*WRITTEN TASKS:*
**1.** Summarize the Sobol indices discussion in two sentences.
**2.** Write out the passage of the Sobol indices discussion between "I have seen" and "would address this.", inclusive.

— START OF READING PASSAGE —

Normalizing PCE based Sobol indices to input paramter scales

Hello UQlabers,

I am new to this library and really enjoying using it. I have a question regarding sobol indices derived from PCE coefficients. I’m doing a sensitivity analysis using parameters of different scales (some 0-1, some 0-1000). Should the sobol indices not be normalised in some way accomodate for this difference in parameter scales?

I have seen some examples in the library where this difference in scale is included but not addressed (uq_Example_Sensitivity_02_SobolIndices.m), so I am wondering if I am missing something. Is there some kind of scaling going on in the PCE to accomodate for this?

The indices described in the documentation is the original variance fraction formula, but Sobol (2008) proposes a normalized indices formula, which I think would address this.

Many thanks,
Henry

Saltelli A. Global Sensitivity Analysis : The Primer . Chichester, England: John Wiley; 2008. doi:10.1002/9780470725184

Dear Henry

Thanks or your question. First of all it is independent on the fact that you use polynomial chaos expansions (PCE) to estimate your Sobol’ indices: your question could also apply if you were to use any Monte Carlo estimator of the latter!

— END OF READING PASSAGE —
— START OF RECORDS SHOWN —

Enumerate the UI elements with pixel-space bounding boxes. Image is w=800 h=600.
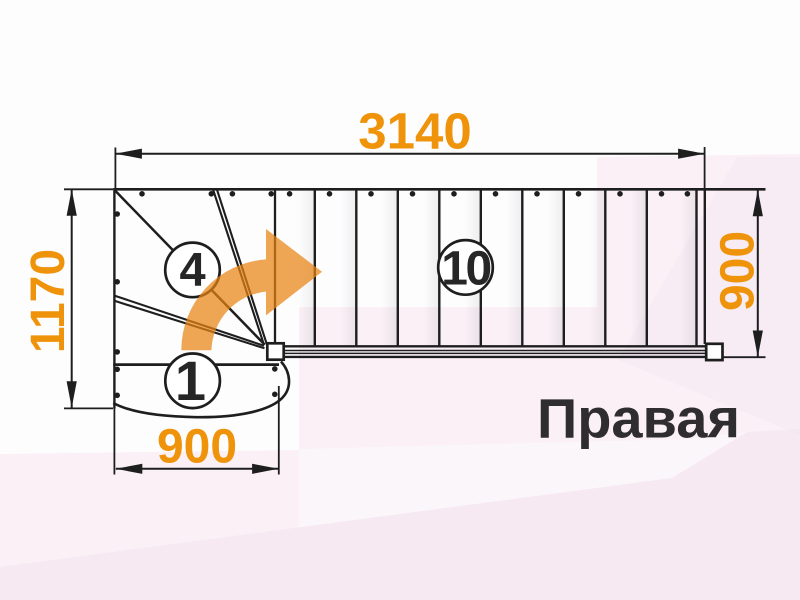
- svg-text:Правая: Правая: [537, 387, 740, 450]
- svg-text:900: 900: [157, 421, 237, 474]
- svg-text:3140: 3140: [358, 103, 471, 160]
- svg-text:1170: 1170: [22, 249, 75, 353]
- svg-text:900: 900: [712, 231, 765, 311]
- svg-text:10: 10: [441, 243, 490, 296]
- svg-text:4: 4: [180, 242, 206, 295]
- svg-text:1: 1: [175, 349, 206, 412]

— END OF RECORDS SHOWN —
— START OF RECORDS SHOWN —

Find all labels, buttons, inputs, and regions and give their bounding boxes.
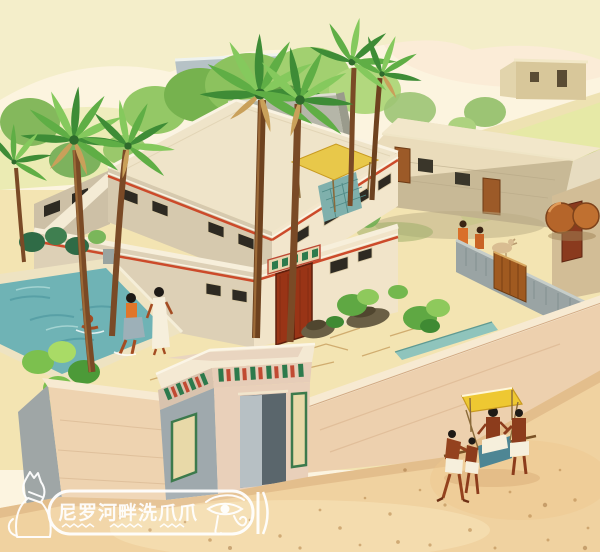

— END OF RECORDS SHOWN —

*WRITTEN ANSWERS:*
**1.** Henry, who is new to the library, asks whether Sobol indices derived from PCE coefficients should be normalized when the input parameters have different scales, such as 0-1 and 0-1000, and notes that Sobol (2008) proposes a normalized formula. The reply states that the question does not depend on using polynomial chaos expansions and would also apply to any Monte Carlo estimator of the indices.

**2.**
I have seen some examples in the library where this difference in scale is included but not addressed (uq_Example_Sensitivity_02_SobolIndices.m), so I am wondering if I am missing something. Is there some kind of scaling going on in the PCE to accomodate for this?

The indices described in the documentation is the original variance fraction formula, but Sobol (2008) proposes a normalized indices formula, which I think would address this.